STATED TASK:
Make an exact copy of all the material below, apart from the pictures.

** Start PROVIDED RECORDS **

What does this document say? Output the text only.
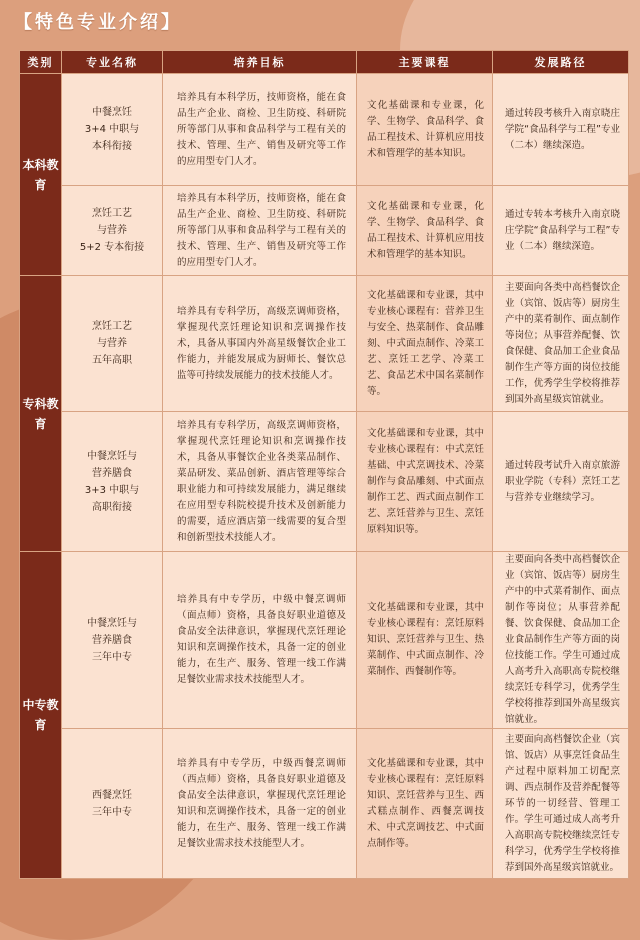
【特色专业介绍】
类别	专业名称	培养目标	主要课程	发展路径
本科教育	中餐烹饪
3+4 中职与
本科衔接	培养具有本科学历，技师资格，能在食品生产企业、商检、卫生防疫、科研院所等部门从事和食品科学与工程有关的技术、管理、生产、销售及研究等工作的应用型专门人才。	文化基础课和专业课，化学、生物学、食品科学、食品工程技术、计算机应用技术和管理学的基本知识。	通过转段考核升入南京晓庄学院“食品科学与工程”专业（二本）继续深造。
	烹饪工艺
与营养
5+2 专本衔接	培养具有本科学历，技师资格，能在食品生产企业、商检、卫生防疫、科研院所等部门从事和食品科学与工程有关的技术、管理、生产、销售及研究等工作的应用型专门人才。	文化基础课和专业课，化学、生物学、食品科学、食品工程技术、计算机应用技术和管理学的基本知识。	通过专转本考核升入南京晓庄学院“食品科学与工程”专业（二本）继续深造。
专科教育	烹饪工艺
与营养
五年高职	培养具有专科学历，高级烹调师资格，掌握现代烹饪理论知识和烹调操作技术，具备从事国内外高星级餐饮企业工作能力，并能发展成为厨师长、餐饮总监等可持续发展能力的技术技能人才。	文化基础课和专业课，其中专业核心课程有：营养卫生与安全、热菜制作、食品雕刻、中式面点制作、冷菜工艺、烹饪工艺学、冷菜工艺、食品艺术中国名菜制作等。	主要面向各类中高档餐饮企业（宾馆、饭店等）厨房生产中的菜肴制作、面点制作等岗位；从事营养配餐、饮食保健、食品加工企业食品制作生产等方面的岗位技能工作，优秀学生学校将推荐到国外高星级宾馆就业。
	中餐烹饪与
营养膳食
3+3 中职与
高职衔接	培养具有专科学历，高级烹调师资格，掌握现代烹饪理论知识和烹调操作技术，具备从事餐饮企业各类菜品制作、菜品研发、菜品创新、酒店管理等综合职业能力和可持续发展能力，满足继续在应用型专科院校提升技术及创新能力的需要，适应酒店第一线需要的复合型和创新型技术技能人才。	文化基础课和专业课，其中专业核心课程有：中式烹饪基础、中式烹调技术、冷菜制作与食品雕刻、中式面点制作工艺、西式面点制作工艺、烹饪营养与卫生、烹饪原料知识等。	通过转段考试升入南京旅游职业学院（专科）烹饪工艺与营养专业继续学习。
中专教育	中餐烹饪与
营养膳食
三年中专	培养具有中专学历，中级中餐烹调师（面点师）资格，具备良好职业道德及食品安全法律意识，掌握现代烹饪理论知识和烹调操作技术，具备一定的创业能力，在生产、服务、管理一线工作满足餐饮业需求技术技能型人才。	文化基础课和专业课，其中专业核心课程有：烹饪原料知识、烹饪营养与卫生、热菜制作、中式面点制作、冷菜制作、西餐制作等。	主要面向各类中高档餐饮企业（宾馆、饭店等）厨房生产中的中式菜肴制作、面点制作等岗位；从事营养配餐、饮食保健、食品加工企业食品制作生产等方面的岗位技能工作。学生可通过成人高考升入高职高专院校继续烹饪专科学习，优秀学生学校将推荐到国外高星级宾馆就业。
	西餐烹饪
三年中专	培养具有中专学历，中级西餐烹调师（西点师）资格，具备良好职业道德及食品安全法律意识，掌握现代烹饪理论知识和烹调操作技术，具备一定的创业能力，在生产、服务、管理一线工作满足餐饮业需求技术技能型人才。	文化基础课和专业课，其中专业核心课程有：烹饪原料知识、烹饪营养与卫生、西式糕点制作、西餐烹调技术、中式烹调技艺、中式面点制作等。	主要面向高档餐饮企业（宾馆、饭店）从事烹饪食品生产过程中原料加工切配烹调、西点制作及营养配餐等环节的一切经营、管理工作。学生可通过成人高考升入高职高专院校继续烹饪专科学习，优秀学生学校将推荐到国外高星级宾馆就业。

** End PROVIDED RECORDS **

RESPONSE BELOW:
What does this document say? Output the text only.
【特色专业介绍】
类别	专业名称	培养目标	主要课程	发展路径
本科教育	中餐烹饪
3+4 中职与
本科衔接	培养具有本科学历，技师资格，能在食品生产企业、商检、卫生防疫、科研院所等部门从事和食品科学与工程有关的技术、管理、生产、销售及研究等工作的应用型专门人才。	文化基础课和专业课，化学、生物学、食品科学、食品工程技术、计算机应用技术和管理学的基本知识。	通过转段考核升入南京晓庄学院“食品科学与工程”专业（二本）继续深造。
	烹饪工艺
与营养
5+2 专本衔接	培养具有本科学历，技师资格，能在食品生产企业、商检、卫生防疫、科研院所等部门从事和食品科学与工程有关的技术、管理、生产、销售及研究等工作的应用型专门人才。	文化基础课和专业课，化学、生物学、食品科学、食品工程技术、计算机应用技术和管理学的基本知识。	通过专转本考核升入南京晓庄学院“食品科学与工程”专业（二本）继续深造。
专科教育	烹饪工艺
与营养
五年高职	培养具有专科学历，高级烹调师资格，掌握现代烹饪理论知识和烹调操作技术，具备从事国内外高星级餐饮企业工作能力，并能发展成为厨师长、餐饮总监等可持续发展能力的技术技能人才。	文化基础课和专业课，其中专业核心课程有：营养卫生与安全、热菜制作、食品雕刻、中式面点制作、冷菜工艺、烹饪工艺学、冷菜工艺、食品艺术中国名菜制作等。	主要面向各类中高档餐饮企业（宾馆、饭店等）厨房生产中的菜肴制作、面点制作等岗位；从事营养配餐、饮食保健、食品加工企业食品制作生产等方面的岗位技能工作，优秀学生学校将推荐到国外高星级宾馆就业。
	中餐烹饪与
营养膳食
3+3 中职与
高职衔接	培养具有专科学历，高级烹调师资格，掌握现代烹饪理论知识和烹调操作技术，具备从事餐饮企业各类菜品制作、菜品研发、菜品创新、酒店管理等综合职业能力和可持续发展能力，满足继续在应用型专科院校提升技术及创新能力的需要，适应酒店第一线需要的复合型和创新型技术技能人才。	文化基础课和专业课，其中专业核心课程有：中式烹饪基础、中式烹调技术、冷菜制作与食品雕刻、中式面点制作工艺、西式面点制作工艺、烹饪营养与卫生、烹饪原料知识等。	通过转段考试升入南京旅游职业学院（专科）烹饪工艺与营养专业继续学习。
中专教育	中餐烹饪与
营养膳食
三年中专	培养具有中专学历，中级中餐烹调师（面点师）资格，具备良好职业道德及食品安全法律意识，掌握现代烹饪理论知识和烹调操作技术，具备一定的创业能力，在生产、服务、管理一线工作满足餐饮业需求技术技能型人才。	文化基础课和专业课，其中专业核心课程有：烹饪原料知识、烹饪营养与卫生、热菜制作、中式面点制作、冷菜制作、西餐制作等。	主要面向各类中高档餐饮企业（宾馆、饭店等）厨房生产中的中式菜肴制作、面点制作等岗位；从事营养配餐、饮食保健、食品加工企业食品制作生产等方面的岗位技能工作。学生可通过成人高考升入高职高专院校继续烹饪专科学习，优秀学生学校将推荐到国外高星级宾馆就业。
	西餐烹饪
三年中专	培养具有中专学历，中级西餐烹调师（西点师）资格，具备良好职业道德及食品安全法律意识，掌握现代烹饪理论知识和烹调操作技术，具备一定的创业能力，在生产、服务、管理一线工作满足餐饮业需求技术技能型人才。	文化基础课和专业课，其中专业核心课程有：烹饪原料知识、烹饪营养与卫生、西式糕点制作、西餐烹调技术、中式烹调技艺、中式面点制作等。	主要面向高档餐饮企业（宾馆、饭店）从事烹饪食品生产过程中原料加工切配烹调、西点制作及营养配餐等环节的一切经营、管理工作。学生可通过成人高考升入高职高专院校继续烹饪专科学习，优秀学生学校将推荐到国外高星级宾馆就业。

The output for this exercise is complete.